[OBJECTIVE]
Scan the listing below. Report each line that includes "REGISTER".

════════

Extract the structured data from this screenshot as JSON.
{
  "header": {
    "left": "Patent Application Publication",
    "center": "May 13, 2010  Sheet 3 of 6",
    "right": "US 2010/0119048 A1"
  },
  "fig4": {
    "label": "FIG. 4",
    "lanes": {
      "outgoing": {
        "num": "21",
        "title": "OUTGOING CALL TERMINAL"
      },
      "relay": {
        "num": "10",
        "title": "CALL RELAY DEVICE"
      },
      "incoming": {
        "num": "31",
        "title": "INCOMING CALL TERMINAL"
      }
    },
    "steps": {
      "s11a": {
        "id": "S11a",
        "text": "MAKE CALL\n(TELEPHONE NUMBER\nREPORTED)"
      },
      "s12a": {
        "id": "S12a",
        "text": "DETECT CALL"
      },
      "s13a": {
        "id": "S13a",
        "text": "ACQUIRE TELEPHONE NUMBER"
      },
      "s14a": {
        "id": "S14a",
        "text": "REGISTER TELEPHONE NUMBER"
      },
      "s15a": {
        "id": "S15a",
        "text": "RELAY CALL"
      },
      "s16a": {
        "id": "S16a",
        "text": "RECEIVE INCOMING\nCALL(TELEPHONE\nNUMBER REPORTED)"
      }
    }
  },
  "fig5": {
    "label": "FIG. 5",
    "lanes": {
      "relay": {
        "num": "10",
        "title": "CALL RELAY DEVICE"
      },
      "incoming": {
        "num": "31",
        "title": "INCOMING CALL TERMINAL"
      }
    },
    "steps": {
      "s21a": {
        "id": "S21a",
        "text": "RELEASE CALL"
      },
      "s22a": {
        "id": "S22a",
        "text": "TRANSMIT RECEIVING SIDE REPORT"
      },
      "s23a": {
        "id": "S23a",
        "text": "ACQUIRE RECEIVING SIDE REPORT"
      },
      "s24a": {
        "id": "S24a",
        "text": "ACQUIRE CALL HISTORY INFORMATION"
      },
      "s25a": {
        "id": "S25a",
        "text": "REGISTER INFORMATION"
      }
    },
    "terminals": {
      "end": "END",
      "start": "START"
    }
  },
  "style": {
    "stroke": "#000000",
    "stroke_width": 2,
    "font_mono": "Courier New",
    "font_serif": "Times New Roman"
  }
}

════════

[RESULT OF THE TASK]
        "text": "REGISTER TELEPHONE NUMBER"
        "text": "REGISTER INFORMATION"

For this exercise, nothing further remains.